→ Required task: Below is a block of records; return all of them exactly, but without the images.

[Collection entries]
═══

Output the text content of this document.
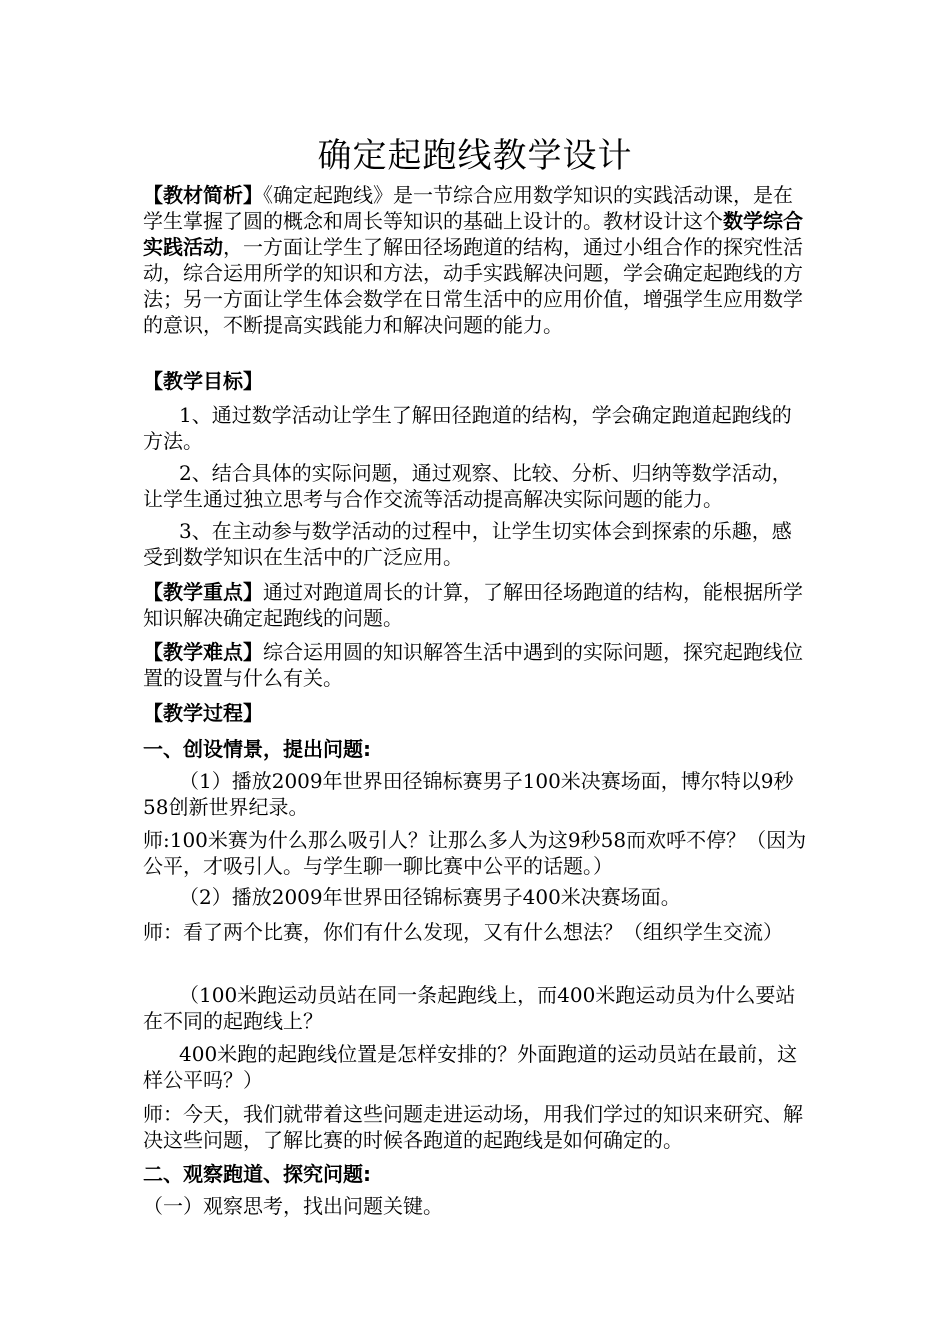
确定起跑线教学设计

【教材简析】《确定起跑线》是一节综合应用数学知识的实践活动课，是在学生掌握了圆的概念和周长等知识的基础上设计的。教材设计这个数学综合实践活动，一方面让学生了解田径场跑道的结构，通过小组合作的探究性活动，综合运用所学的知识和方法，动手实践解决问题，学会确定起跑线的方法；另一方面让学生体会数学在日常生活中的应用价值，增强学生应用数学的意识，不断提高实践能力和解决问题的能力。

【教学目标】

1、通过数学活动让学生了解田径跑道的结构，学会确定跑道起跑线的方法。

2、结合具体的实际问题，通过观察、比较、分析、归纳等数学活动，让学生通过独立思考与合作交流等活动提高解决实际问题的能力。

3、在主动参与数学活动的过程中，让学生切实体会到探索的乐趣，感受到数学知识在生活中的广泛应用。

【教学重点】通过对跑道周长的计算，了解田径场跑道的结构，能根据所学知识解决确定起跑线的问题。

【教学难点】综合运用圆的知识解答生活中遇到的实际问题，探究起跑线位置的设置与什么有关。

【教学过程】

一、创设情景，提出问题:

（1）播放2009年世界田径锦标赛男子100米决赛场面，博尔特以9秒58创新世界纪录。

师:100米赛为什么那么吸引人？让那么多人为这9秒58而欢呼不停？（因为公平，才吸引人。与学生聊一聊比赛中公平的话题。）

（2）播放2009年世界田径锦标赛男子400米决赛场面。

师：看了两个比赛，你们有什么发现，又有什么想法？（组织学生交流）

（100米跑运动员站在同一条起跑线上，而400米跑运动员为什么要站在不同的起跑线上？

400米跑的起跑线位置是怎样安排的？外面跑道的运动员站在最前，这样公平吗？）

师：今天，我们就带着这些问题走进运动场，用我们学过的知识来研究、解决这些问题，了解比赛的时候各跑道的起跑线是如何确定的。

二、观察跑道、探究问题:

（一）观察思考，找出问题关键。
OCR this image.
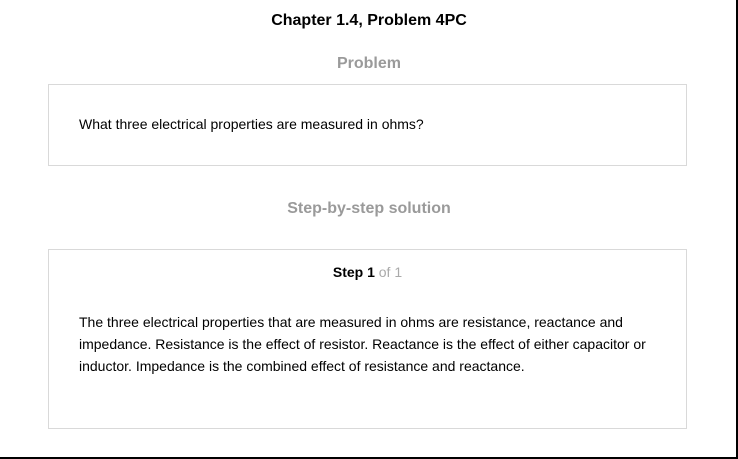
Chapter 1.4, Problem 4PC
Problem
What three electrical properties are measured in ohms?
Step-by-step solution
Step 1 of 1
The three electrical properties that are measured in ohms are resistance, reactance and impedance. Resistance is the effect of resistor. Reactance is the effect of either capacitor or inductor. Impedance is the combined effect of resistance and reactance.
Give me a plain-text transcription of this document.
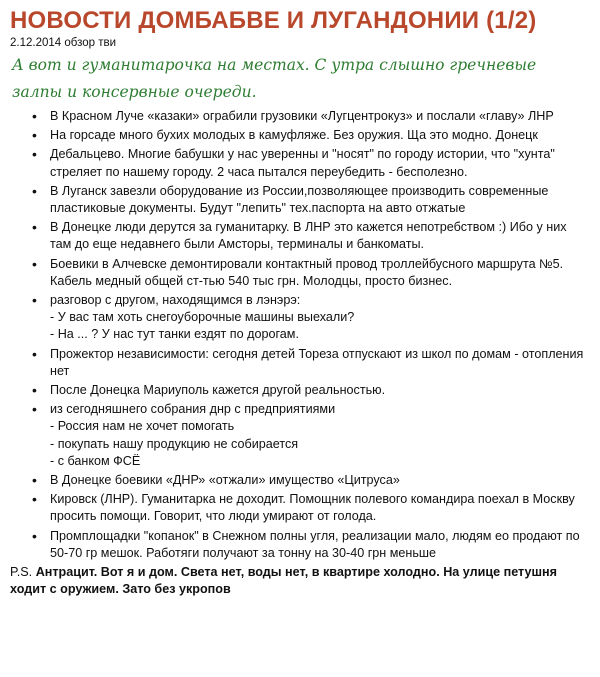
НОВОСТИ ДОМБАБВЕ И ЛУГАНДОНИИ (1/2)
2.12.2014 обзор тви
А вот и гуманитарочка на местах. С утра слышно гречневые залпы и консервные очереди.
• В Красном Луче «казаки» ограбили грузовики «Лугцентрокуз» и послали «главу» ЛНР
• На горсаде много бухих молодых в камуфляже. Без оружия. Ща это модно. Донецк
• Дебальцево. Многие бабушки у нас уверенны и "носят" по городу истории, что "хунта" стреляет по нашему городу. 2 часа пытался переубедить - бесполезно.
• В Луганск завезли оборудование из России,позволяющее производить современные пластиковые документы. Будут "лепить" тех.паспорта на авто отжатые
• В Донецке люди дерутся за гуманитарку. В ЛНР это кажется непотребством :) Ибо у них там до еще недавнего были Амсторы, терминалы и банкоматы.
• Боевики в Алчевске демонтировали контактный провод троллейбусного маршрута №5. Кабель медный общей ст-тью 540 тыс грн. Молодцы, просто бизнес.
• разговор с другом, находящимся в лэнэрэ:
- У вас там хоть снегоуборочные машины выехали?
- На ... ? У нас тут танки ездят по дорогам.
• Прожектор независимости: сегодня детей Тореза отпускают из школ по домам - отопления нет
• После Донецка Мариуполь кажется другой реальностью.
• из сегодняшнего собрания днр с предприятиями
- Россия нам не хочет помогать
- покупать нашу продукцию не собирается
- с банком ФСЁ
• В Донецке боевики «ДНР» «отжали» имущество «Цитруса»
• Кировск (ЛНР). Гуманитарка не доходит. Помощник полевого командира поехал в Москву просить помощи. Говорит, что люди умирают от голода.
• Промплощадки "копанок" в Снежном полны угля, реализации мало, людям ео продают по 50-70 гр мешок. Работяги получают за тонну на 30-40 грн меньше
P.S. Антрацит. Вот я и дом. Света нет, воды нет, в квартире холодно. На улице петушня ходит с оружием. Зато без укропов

═══

→ Answer for the task:
Output the text content of this document.
确定起跑线教学设计

【教材简析】《确定起跑线》是一节综合应用数学知识的实践活动课，是在学生掌握了圆的概念和周长等知识的基础上设计的。教材设计这个数学综合实践活动，一方面让学生了解田径场跑道的结构，通过小组合作的探究性活动，综合运用所学的知识和方法，动手实践解决问题，学会确定起跑线的方法；另一方面让学生体会数学在日常生活中的应用价值，增强学生应用数学的意识，不断提高实践能力和解决问题的能力。

【教学目标】

1、通过数学活动让学生了解田径跑道的结构，学会确定跑道起跑线的方法。

2、结合具体的实际问题，通过观察、比较、分析、归纳等数学活动，让学生通过独立思考与合作交流等活动提高解决实际问题的能力。

3、在主动参与数学活动的过程中，让学生切实体会到探索的乐趣，感受到数学知识在生活中的广泛应用。

【教学重点】通过对跑道周长的计算，了解田径场跑道的结构，能根据所学知识解决确定起跑线的问题。

【教学难点】综合运用圆的知识解答生活中遇到的实际问题，探究起跑线位置的设置与什么有关。

【教学过程】

一、创设情景，提出问题:

（1）播放2009年世界田径锦标赛男子100米决赛场面，博尔特以9秒58创新世界纪录。

师:100米赛为什么那么吸引人？让那么多人为这9秒58而欢呼不停？（因为公平，才吸引人。与学生聊一聊比赛中公平的话题。）

（2）播放2009年世界田径锦标赛男子400米决赛场面。

师：看了两个比赛，你们有什么发现，又有什么想法？（组织学生交流）

（100米跑运动员站在同一条起跑线上，而400米跑运动员为什么要站在不同的起跑线上？

400米跑的起跑线位置是怎样安排的？外面跑道的运动员站在最前，这样公平吗？）

师：今天，我们就带着这些问题走进运动场，用我们学过的知识来研究、解决这些问题，了解比赛的时候各跑道的起跑线是如何确定的。

二、观察跑道、探究问题:

（一）观察思考，找出问题关键。
OCR this image.
Chapter 1.4, Problem 4PC
Problem
What three electrical properties are measured in ohms?
Step-by-step solution
Step 1 of 1
The three electrical properties that are measured in ohms are resistance, reactance and impedance. Resistance is the effect of resistor. Reactance is the effect of either capacitor or inductor. Impedance is the combined effect of resistance and reactance.
Give me a plain-text transcription of this document.
НОВОСТИ ДОМБАБВЕ И ЛУГАНДОНИИ (1/2)
2.12.2014 обзор тви
А вот и гуманитарочка на местах. С утра слышно гречневые залпы и консервные очереди.
• В Красном Луче «казаки» ограбили грузовики «Лугцентрокуз» и послали «главу» ЛНР
• На горсаде много бухих молодых в камуфляже. Без оружия. Ща это модно. Донецк
• Дебальцево. Многие бабушки у нас уверенны и "носят" по городу истории, что "хунта" стреляет по нашему городу. 2 часа пытался переубедить - бесполезно.
• В Луганск завезли оборудование из России,позволяющее производить современные пластиковые документы. Будут "лепить" тех.паспорта на авто отжатые
• В Донецке люди дерутся за гуманитарку. В ЛНР это кажется непотребством :) Ибо у них там до еще недавнего были Амсторы, терминалы и банкоматы.
• Боевики в Алчевске демонтировали контактный провод троллейбусного маршрута №5. Кабель медный общей ст-тью 540 тыс грн. Молодцы, просто бизнес.
• разговор с другом, находящимся в лэнэрэ:
- У вас там хоть снегоуборочные машины выехали?
- На ... ? У нас тут танки ездят по дорогам.
• Прожектор независимости: сегодня детей Тореза отпускают из школ по домам - отопления нет
• После Донецка Мариуполь кажется другой реальностью.
• из сегодняшнего собрания днр с предприятиями
- Россия нам не хочет помогать
- покупать нашу продукцию не собирается
- с банком ФСЁ
• В Донецке боевики «ДНР» «отжали» имущество «Цитруса»
• Кировск (ЛНР). Гуманитарка не доходит. Помощник полевого командира поехал в Москву просить помощи. Говорит, что люди умирают от голода.
• Промплощадки "копанок" в Снежном полны угля, реализации мало, людям ео продают по 50-70 гр мешок. Работяги получают за тонну на 30-40 грн меньше
P.S. Антрацит. Вот я и дом. Света нет, воды нет, в квартире холодно. На улице петушня ходит с оружием. Зато без укропов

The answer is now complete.